Reproduce the following lines word for word.

Stored dataset lines
——
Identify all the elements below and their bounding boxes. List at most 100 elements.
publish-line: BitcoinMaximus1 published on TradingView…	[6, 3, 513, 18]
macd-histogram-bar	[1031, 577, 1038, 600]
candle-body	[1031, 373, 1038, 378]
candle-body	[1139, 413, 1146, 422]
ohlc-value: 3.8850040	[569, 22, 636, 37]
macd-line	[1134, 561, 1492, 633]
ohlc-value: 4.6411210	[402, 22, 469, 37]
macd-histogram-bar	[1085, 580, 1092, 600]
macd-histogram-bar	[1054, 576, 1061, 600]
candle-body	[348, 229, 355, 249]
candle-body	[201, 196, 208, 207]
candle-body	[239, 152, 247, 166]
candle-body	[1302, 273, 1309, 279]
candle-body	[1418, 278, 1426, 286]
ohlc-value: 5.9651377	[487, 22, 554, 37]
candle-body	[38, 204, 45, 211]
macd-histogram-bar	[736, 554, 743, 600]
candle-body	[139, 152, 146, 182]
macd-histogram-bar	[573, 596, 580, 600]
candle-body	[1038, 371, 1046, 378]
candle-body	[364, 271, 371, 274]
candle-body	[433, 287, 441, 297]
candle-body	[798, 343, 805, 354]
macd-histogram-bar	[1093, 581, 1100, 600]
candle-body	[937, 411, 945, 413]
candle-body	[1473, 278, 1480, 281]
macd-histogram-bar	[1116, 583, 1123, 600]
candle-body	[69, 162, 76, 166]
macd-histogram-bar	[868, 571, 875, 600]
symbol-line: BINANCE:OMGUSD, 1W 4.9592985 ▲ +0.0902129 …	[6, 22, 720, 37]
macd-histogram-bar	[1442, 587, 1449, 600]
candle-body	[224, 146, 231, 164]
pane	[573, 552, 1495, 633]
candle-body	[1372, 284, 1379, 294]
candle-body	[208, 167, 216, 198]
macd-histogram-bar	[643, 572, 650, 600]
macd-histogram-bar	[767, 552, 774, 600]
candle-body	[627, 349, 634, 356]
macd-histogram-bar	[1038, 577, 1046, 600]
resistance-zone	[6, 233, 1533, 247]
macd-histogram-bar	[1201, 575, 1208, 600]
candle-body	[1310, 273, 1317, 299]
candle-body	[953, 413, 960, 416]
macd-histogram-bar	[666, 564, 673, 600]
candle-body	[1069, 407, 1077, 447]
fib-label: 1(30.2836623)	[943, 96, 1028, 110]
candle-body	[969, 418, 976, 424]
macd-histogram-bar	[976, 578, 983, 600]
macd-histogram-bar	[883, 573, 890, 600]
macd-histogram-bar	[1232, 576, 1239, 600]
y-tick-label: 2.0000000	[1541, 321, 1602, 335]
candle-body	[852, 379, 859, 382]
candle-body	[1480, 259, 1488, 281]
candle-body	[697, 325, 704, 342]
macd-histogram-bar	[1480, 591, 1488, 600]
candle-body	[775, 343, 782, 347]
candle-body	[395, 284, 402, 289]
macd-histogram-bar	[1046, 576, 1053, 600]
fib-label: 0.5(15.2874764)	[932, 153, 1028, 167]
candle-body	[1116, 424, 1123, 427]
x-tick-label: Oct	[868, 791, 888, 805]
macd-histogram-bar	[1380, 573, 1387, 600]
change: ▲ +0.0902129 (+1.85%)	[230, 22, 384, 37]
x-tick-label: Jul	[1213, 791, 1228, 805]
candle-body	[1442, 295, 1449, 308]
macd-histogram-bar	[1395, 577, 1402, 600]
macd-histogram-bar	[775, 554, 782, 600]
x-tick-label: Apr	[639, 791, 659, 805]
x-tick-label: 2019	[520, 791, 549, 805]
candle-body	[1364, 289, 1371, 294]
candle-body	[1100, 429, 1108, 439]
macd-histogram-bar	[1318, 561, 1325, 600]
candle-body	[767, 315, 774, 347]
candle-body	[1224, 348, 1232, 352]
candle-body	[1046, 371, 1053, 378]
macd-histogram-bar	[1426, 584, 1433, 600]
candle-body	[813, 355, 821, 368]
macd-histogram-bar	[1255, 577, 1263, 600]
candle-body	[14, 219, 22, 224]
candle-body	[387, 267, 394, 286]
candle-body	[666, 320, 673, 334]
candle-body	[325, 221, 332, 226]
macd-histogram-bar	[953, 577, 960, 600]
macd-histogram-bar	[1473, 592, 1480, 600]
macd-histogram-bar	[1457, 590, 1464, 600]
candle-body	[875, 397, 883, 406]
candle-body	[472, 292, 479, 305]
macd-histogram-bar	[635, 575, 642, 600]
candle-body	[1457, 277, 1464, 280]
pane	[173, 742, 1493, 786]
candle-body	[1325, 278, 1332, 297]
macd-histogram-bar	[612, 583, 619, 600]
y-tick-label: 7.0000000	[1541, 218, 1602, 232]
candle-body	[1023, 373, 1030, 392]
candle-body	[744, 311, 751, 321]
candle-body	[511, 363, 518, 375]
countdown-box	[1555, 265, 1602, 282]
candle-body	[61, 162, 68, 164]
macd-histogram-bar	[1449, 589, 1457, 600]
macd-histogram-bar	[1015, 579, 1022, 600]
——
Task solution:
Identify all the elements below and their bounding boxes. List at most 100 elements.
publish-line: BitcoinMaximus1 published on TradingView…	[6, 3, 513, 18]
macd-histogram-bar	[1031, 577, 1038, 600]
candle-body	[1031, 373, 1038, 378]
candle-body	[1139, 413, 1146, 422]
ohlc-value: 3.8850040	[569, 22, 636, 37]
macd-line	[1134, 561, 1492, 633]
ohlc-value: 4.6411210	[402, 22, 469, 37]
macd-histogram-bar	[1085, 580, 1092, 600]
macd-histogram-bar	[1054, 576, 1061, 600]
candle-body	[348, 229, 355, 249]
candle-body	[201, 196, 208, 207]
candle-body	[239, 152, 247, 166]
candle-body	[1302, 273, 1309, 279]
candle-body	[1418, 278, 1426, 286]
ohlc-value: 5.9651377	[487, 22, 554, 37]
candle-body	[38, 204, 45, 211]
macd-histogram-bar	[736, 554, 743, 600]
candle-body	[139, 152, 146, 182]
macd-histogram-bar	[573, 596, 580, 600]
candle-body	[1038, 371, 1046, 378]
candle-body	[364, 271, 371, 274]
candle-body	[433, 287, 441, 297]
candle-body	[798, 343, 805, 354]
macd-histogram-bar	[1093, 581, 1100, 600]
candle-body	[937, 411, 945, 413]
candle-body	[1473, 278, 1480, 281]
macd-histogram-bar	[1116, 583, 1123, 600]
candle-body	[69, 162, 76, 166]
macd-histogram-bar	[868, 571, 875, 600]
symbol-line: BINANCE:OMGUSD, 1W 4.9592985 ▲ +0.0902129 …	[6, 22, 720, 37]
macd-histogram-bar	[1442, 587, 1449, 600]
candle-body	[224, 146, 231, 164]
pane	[573, 552, 1495, 633]
candle-body	[1372, 284, 1379, 294]
candle-body	[208, 167, 216, 198]
macd-histogram-bar	[643, 572, 650, 600]
macd-histogram-bar	[767, 552, 774, 600]
candle-body	[627, 349, 634, 356]
macd-histogram-bar	[1038, 577, 1046, 600]
resistance-zone	[6, 233, 1533, 247]
macd-histogram-bar	[1201, 575, 1208, 600]
candle-body	[1310, 273, 1317, 299]
candle-body	[953, 413, 960, 416]
macd-histogram-bar	[666, 564, 673, 600]
candle-body	[1069, 407, 1077, 447]
fib-label: 1(30.2836623)	[943, 96, 1028, 110]
candle-body	[969, 418, 976, 424]
macd-histogram-bar	[976, 578, 983, 600]
macd-histogram-bar	[883, 573, 890, 600]
macd-histogram-bar	[1232, 576, 1239, 600]
y-tick-label: 2.0000000	[1541, 321, 1602, 335]
candle-body	[852, 379, 859, 382]
candle-body	[1480, 259, 1488, 281]
candle-body	[697, 325, 704, 342]
macd-histogram-bar	[1480, 591, 1488, 600]
candle-body	[775, 343, 782, 347]
candle-body	[395, 284, 402, 289]
macd-histogram-bar	[1046, 576, 1053, 600]
fib-label: 0.5(15.2874764)	[932, 153, 1028, 167]
candle-body	[1116, 424, 1123, 427]
x-tick-label: Oct	[868, 791, 888, 805]
macd-histogram-bar	[1380, 573, 1387, 600]
change: ▲ +0.0902129 (+1.85%)	[230, 22, 384, 37]
x-tick-label: Jul	[1213, 791, 1228, 805]
candle-body	[1442, 295, 1449, 308]
macd-histogram-bar	[1395, 577, 1402, 600]
macd-histogram-bar	[775, 554, 782, 600]
x-tick-label: Apr	[639, 791, 659, 805]
x-tick-label: 2019	[520, 791, 549, 805]
candle-body	[1364, 289, 1371, 294]
candle-body	[1100, 429, 1108, 439]
macd-histogram-bar	[1318, 561, 1325, 600]
candle-body	[767, 315, 774, 347]
candle-body	[1224, 348, 1232, 352]
candle-body	[1046, 371, 1053, 378]
macd-histogram-bar	[1426, 584, 1433, 600]
candle-body	[813, 355, 821, 368]
macd-histogram-bar	[1255, 577, 1263, 600]
candle-body	[14, 219, 22, 224]
candle-body	[387, 267, 394, 286]
candle-body	[666, 320, 673, 334]
candle-body	[325, 221, 332, 226]
macd-histogram-bar	[953, 577, 960, 600]
macd-histogram-bar	[1473, 592, 1480, 600]
macd-histogram-bar	[1457, 590, 1464, 600]
candle-body	[875, 397, 883, 406]
candle-body	[472, 292, 479, 305]
macd-histogram-bar	[635, 575, 642, 600]
candle-body	[1457, 277, 1464, 280]
pane	[173, 742, 1493, 786]
candle-body	[1325, 278, 1332, 297]
macd-histogram-bar	[612, 583, 619, 600]
y-tick-label: 7.0000000	[1541, 218, 1602, 232]
candle-body	[1023, 373, 1030, 392]
candle-body	[744, 311, 751, 321]
candle-body	[511, 363, 518, 375]
countdown-box	[1555, 265, 1602, 282]
candle-body	[61, 162, 68, 164]
macd-histogram-bar	[1449, 589, 1457, 600]
macd-histogram-bar	[1015, 579, 1022, 600]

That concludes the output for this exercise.